The lines to extract begin at the one containing "Read this page and output its text content." and run to the end of the listing; set them down exactly and alone.

(Part of a data file)
==============================
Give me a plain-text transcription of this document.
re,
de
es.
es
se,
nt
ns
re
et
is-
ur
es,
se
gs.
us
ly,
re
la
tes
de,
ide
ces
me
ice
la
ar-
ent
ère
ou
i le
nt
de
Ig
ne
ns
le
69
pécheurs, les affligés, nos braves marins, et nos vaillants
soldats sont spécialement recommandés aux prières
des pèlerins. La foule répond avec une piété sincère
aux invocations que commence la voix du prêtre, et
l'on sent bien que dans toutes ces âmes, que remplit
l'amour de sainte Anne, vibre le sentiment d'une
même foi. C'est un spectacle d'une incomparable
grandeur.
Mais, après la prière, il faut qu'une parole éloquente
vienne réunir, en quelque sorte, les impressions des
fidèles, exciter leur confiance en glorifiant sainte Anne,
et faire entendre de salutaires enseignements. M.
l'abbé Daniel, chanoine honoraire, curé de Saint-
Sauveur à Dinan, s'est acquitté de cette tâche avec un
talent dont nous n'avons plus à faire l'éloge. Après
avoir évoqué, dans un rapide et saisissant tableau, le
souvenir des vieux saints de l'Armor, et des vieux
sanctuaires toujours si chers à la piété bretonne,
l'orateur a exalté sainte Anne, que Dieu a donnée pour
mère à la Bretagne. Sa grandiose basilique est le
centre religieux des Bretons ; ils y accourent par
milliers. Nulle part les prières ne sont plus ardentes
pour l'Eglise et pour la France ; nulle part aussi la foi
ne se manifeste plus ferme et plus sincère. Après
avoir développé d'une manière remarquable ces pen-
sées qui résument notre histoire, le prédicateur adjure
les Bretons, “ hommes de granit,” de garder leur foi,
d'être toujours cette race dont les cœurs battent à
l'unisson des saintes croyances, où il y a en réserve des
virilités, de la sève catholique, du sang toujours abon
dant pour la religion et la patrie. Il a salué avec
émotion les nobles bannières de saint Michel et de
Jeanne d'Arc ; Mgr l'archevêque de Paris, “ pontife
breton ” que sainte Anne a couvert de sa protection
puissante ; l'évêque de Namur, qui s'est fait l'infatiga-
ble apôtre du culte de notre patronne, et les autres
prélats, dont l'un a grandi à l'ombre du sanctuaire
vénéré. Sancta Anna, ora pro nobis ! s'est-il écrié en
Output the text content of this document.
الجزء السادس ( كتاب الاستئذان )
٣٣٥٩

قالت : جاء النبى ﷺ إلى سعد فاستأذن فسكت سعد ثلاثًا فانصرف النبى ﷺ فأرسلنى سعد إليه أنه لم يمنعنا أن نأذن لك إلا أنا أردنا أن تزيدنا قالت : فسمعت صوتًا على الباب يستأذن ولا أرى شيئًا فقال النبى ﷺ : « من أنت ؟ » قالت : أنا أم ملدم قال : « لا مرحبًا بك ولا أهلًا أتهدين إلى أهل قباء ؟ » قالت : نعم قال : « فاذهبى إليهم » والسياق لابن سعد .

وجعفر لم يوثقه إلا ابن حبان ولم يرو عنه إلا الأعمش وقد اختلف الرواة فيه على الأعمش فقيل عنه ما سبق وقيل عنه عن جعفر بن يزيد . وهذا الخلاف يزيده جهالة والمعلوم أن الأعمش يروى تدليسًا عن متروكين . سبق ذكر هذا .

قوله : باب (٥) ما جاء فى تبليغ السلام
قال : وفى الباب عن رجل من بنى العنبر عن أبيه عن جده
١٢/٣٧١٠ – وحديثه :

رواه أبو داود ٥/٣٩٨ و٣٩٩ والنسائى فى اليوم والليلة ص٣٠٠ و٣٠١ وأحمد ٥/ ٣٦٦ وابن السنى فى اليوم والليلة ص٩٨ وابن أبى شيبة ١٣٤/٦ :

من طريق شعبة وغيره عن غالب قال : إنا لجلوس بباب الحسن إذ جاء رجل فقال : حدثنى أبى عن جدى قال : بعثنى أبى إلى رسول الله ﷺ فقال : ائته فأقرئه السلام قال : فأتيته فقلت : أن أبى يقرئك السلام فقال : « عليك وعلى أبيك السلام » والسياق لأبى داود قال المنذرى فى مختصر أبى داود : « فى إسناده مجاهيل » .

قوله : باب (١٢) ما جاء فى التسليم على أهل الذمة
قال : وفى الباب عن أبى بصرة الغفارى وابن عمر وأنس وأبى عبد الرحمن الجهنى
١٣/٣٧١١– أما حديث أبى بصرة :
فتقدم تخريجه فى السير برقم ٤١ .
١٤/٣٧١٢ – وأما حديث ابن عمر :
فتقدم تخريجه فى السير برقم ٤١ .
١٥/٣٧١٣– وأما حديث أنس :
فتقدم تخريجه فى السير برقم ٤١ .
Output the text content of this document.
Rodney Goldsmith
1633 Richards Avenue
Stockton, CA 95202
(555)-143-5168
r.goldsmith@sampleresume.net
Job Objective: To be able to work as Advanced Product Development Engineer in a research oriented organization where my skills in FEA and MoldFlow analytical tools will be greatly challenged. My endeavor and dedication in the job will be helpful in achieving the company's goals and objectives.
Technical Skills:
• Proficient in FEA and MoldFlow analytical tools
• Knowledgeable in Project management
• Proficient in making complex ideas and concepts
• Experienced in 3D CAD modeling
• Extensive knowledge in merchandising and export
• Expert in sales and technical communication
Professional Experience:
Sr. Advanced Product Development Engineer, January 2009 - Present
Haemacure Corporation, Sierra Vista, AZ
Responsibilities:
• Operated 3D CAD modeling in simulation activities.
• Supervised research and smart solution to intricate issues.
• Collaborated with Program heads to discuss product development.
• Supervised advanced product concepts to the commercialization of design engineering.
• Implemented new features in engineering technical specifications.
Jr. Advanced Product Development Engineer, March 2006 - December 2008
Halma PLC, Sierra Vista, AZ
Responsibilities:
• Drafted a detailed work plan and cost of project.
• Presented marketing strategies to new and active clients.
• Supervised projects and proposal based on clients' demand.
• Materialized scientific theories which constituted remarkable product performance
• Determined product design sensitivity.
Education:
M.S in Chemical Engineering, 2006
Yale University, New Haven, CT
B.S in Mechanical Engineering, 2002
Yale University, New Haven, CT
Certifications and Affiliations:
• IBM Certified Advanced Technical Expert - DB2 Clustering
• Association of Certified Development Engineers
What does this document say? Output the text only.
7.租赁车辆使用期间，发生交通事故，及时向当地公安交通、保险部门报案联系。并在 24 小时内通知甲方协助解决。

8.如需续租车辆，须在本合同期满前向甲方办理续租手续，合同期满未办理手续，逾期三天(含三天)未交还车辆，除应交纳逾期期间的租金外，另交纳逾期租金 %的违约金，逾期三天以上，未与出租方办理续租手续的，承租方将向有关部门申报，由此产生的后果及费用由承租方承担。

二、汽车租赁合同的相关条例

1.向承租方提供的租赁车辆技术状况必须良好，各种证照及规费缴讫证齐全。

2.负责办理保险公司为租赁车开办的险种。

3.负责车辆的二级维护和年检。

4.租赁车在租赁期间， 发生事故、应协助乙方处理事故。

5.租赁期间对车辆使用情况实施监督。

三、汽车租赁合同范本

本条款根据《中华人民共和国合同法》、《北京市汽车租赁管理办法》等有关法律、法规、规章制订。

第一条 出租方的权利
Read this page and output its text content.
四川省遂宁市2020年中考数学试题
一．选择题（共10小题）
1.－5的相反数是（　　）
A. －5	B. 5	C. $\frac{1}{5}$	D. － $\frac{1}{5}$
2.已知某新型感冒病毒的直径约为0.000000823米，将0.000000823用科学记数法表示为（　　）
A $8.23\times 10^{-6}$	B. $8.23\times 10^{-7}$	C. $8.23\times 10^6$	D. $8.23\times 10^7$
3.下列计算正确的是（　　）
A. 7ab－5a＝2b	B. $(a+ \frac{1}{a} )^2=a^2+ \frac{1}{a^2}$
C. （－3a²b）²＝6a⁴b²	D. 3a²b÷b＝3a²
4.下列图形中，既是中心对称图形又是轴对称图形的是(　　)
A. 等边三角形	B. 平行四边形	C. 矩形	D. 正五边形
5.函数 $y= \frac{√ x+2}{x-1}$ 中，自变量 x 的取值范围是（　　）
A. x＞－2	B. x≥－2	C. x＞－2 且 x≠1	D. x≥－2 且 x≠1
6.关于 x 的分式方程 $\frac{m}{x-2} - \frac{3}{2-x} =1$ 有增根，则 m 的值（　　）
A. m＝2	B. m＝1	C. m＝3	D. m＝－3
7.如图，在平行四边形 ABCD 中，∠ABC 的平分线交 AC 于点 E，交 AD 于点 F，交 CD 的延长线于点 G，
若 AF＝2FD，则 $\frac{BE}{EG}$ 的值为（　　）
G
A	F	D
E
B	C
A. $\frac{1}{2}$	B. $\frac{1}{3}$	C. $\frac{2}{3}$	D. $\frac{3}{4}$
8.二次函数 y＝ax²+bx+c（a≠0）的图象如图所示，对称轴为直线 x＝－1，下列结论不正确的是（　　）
==============================
## The completed task
Read this page and output its text content.
四川省遂宁市2020年中考数学试题
一．选择题（共10小题）
1.－5的相反数是（　　）
A. －5	B. 5	C. $\frac{1}{5}$	D. － $\frac{1}{5}$
2.已知某新型感冒病毒的直径约为0.000000823米，将0.000000823用科学记数法表示为（　　）
A $8.23\times 10^{-6}$	B. $8.23\times 10^{-7}$	C. $8.23\times 10^6$	D. $8.23\times 10^7$
3.下列计算正确的是（　　）
A. 7ab－5a＝2b	B. $(a+ \frac{1}{a} )^2=a^2+ \frac{1}{a^2}$
C. （－3a²b）²＝6a⁴b²	D. 3a²b÷b＝3a²
4.下列图形中，既是中心对称图形又是轴对称图形的是(　　)
A. 等边三角形	B. 平行四边形	C. 矩形	D. 正五边形
5.函数 $y= \frac{√ x+2}{x-1}$ 中，自变量 x 的取值范围是（　　）
A. x＞－2	B. x≥－2	C. x＞－2 且 x≠1	D. x≥－2 且 x≠1
6.关于 x 的分式方程 $\frac{m}{x-2} - \frac{3}{2-x} =1$ 有增根，则 m 的值（　　）
A. m＝2	B. m＝1	C. m＝3	D. m＝－3
7.如图，在平行四边形 ABCD 中，∠ABC 的平分线交 AC 于点 E，交 AD 于点 F，交 CD 的延长线于点 G，
若 AF＝2FD，则 $\frac{BE}{EG}$ 的值为（　　）
G
A	F	D
E
B	C
A. $\frac{1}{2}$	B. $\frac{1}{3}$	C. $\frac{2}{3}$	D. $\frac{3}{4}$
8.二次函数 y＝ax²+bx+c（a≠0）的图象如图所示，对称轴为直线 x＝－1，下列结论不正确的是（　　）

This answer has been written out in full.